Material provided:
[Begin]

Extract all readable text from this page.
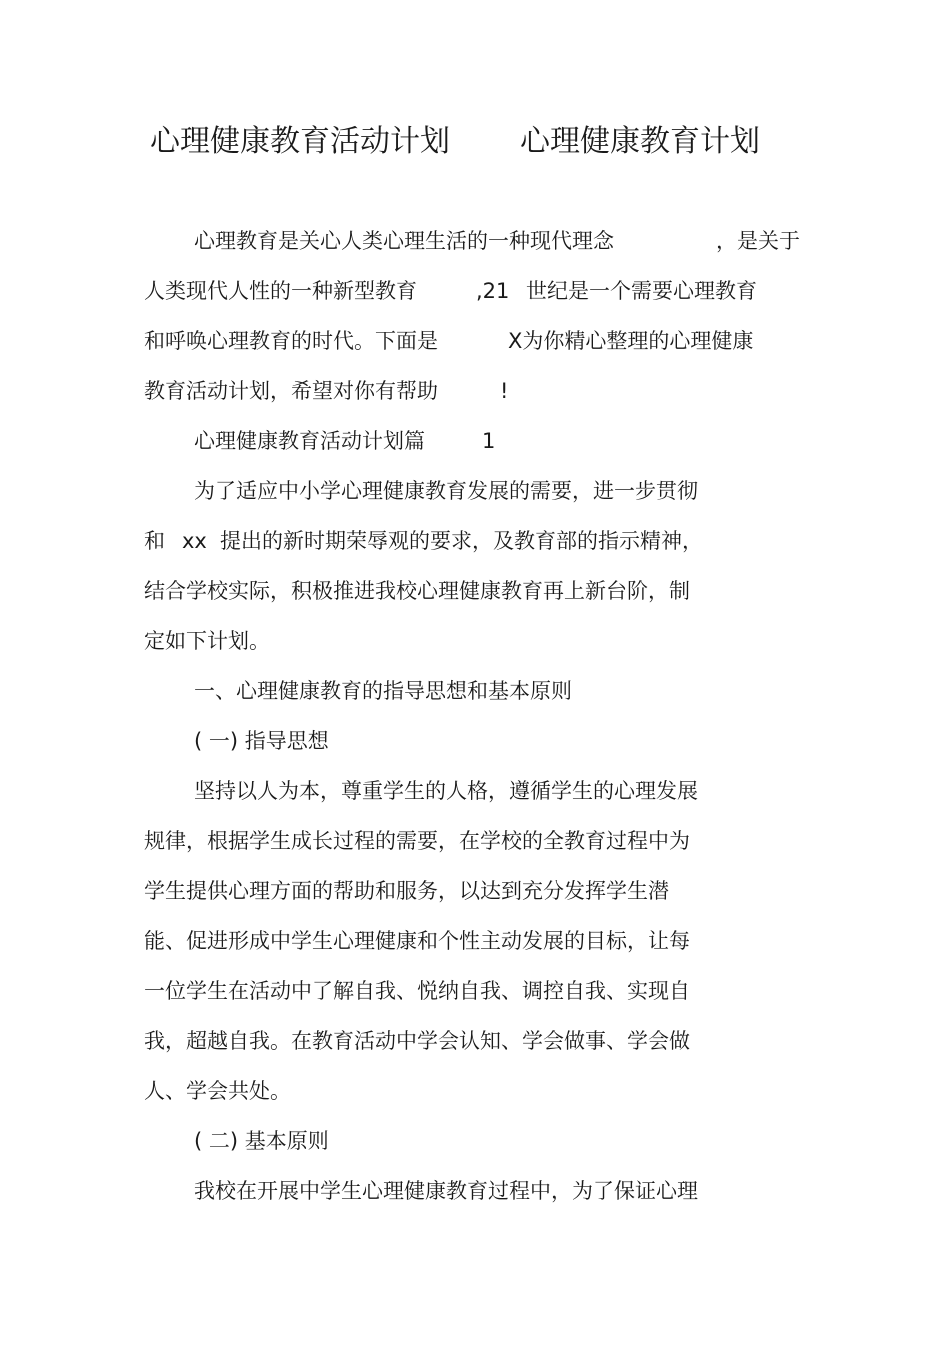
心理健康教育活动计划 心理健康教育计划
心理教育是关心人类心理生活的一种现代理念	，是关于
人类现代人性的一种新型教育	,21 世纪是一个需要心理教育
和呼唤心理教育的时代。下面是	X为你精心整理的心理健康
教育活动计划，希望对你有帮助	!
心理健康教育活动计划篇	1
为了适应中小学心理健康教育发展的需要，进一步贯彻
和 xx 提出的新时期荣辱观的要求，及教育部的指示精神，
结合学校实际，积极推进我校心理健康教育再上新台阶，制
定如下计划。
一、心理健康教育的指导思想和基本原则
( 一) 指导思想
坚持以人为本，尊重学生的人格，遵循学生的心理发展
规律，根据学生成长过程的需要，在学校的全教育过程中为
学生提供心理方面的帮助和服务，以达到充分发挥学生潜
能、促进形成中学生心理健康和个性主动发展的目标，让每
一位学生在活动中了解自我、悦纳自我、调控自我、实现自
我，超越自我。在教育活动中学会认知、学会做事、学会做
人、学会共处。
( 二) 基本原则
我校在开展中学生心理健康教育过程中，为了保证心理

[End]
[Begin]

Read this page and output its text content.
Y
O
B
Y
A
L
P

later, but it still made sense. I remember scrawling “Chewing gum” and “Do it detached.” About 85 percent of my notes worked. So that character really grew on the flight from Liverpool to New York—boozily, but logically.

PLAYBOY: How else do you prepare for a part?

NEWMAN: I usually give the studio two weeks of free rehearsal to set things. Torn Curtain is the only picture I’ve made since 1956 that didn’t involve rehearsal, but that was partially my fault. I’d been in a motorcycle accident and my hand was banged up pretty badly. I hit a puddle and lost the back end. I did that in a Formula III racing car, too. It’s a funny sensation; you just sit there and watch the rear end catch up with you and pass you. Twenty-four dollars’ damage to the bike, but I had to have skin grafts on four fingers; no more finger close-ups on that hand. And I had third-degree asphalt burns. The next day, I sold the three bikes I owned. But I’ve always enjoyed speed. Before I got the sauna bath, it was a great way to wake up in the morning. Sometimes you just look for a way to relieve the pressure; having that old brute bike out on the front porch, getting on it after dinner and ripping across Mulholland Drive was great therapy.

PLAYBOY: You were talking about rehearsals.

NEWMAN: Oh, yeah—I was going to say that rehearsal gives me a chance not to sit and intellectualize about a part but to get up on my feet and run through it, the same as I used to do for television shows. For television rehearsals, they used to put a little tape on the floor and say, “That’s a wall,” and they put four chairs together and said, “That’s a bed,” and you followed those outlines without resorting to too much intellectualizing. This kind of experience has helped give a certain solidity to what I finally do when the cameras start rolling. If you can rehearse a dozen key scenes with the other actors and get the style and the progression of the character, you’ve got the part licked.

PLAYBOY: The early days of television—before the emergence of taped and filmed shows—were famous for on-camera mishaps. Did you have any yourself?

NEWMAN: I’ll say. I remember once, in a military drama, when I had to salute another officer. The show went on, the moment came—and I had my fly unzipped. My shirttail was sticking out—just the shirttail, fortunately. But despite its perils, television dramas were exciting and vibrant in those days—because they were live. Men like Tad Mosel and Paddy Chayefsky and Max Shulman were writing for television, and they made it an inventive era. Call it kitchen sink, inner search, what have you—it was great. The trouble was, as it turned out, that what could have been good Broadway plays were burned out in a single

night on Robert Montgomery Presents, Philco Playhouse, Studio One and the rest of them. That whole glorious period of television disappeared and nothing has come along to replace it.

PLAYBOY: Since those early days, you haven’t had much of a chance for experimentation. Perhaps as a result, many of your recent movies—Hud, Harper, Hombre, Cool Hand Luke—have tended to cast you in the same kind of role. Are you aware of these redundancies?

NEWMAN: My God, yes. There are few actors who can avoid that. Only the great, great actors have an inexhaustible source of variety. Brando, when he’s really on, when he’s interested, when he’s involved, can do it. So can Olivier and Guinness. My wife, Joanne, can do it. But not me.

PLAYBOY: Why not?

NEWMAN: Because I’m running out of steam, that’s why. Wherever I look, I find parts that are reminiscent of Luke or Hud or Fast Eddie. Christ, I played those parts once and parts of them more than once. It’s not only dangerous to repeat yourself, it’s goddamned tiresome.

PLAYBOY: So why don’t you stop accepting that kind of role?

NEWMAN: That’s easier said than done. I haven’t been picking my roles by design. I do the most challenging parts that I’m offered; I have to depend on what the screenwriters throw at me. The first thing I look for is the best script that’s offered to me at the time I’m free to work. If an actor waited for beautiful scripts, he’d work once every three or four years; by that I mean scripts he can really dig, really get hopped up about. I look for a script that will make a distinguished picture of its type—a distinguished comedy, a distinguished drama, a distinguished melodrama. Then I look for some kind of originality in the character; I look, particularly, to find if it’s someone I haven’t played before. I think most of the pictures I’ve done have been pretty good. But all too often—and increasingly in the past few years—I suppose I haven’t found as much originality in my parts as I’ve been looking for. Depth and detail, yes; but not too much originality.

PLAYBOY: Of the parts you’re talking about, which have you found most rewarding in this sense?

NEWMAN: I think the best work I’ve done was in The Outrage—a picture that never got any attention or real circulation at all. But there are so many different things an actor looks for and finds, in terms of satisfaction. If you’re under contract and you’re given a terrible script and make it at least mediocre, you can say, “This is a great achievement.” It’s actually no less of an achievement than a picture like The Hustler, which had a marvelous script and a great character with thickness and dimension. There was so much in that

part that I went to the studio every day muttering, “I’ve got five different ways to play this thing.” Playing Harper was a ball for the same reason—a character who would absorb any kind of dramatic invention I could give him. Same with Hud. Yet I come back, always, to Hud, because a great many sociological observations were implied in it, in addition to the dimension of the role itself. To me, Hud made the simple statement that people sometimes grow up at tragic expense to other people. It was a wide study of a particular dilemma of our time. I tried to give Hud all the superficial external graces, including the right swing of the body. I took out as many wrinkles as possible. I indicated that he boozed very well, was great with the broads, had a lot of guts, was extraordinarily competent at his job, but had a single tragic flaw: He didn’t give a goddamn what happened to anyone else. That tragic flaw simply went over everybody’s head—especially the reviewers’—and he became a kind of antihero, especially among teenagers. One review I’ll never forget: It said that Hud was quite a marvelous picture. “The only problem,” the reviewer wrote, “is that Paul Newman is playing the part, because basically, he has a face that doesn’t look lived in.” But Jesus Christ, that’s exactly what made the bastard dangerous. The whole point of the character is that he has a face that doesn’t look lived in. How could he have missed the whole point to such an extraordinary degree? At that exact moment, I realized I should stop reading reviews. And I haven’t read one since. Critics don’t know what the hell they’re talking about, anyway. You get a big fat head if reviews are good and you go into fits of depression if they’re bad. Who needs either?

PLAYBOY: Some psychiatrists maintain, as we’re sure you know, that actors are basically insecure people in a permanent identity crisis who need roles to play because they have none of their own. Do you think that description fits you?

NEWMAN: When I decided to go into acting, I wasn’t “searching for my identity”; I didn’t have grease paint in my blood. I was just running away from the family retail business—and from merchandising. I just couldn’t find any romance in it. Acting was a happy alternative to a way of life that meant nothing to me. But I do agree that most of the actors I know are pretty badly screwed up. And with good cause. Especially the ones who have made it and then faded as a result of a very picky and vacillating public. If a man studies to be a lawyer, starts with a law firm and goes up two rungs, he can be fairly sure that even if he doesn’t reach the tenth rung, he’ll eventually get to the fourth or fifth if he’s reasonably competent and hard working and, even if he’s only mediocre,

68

[End]

Challenge: Search the entries for "chance" and copy out each line that has it.

Answer to this exercise:
NEWMAN: Oh, yeah—I was going to say that rehearsal gives me a chance not to sit and intellectualize about a part but to get up on my feet and run through it, the same as I used to do for television shows. For television rehearsals, they used to put a little tape on the floor and say, “That’s a wall,” and they put four chairs together and said, “That’s a bed,” and you followed those outlines without resorting to too much intellectualizing. This kind of experience has helped give a certain solidity to what I finally do when the cameras start rolling. If you can rehearse a dozen key scenes with the other actors and get the style and the progression of the character, you’ve got the part licked.
PLAYBOY: Since those early days, you haven’t had much of a chance for experimentation. Perhaps as a result, many of your recent movies—Hud, Harper, Hombre, Cool Hand Luke—have tended to cast you in the same kind of role. Are you aware of these redundancies?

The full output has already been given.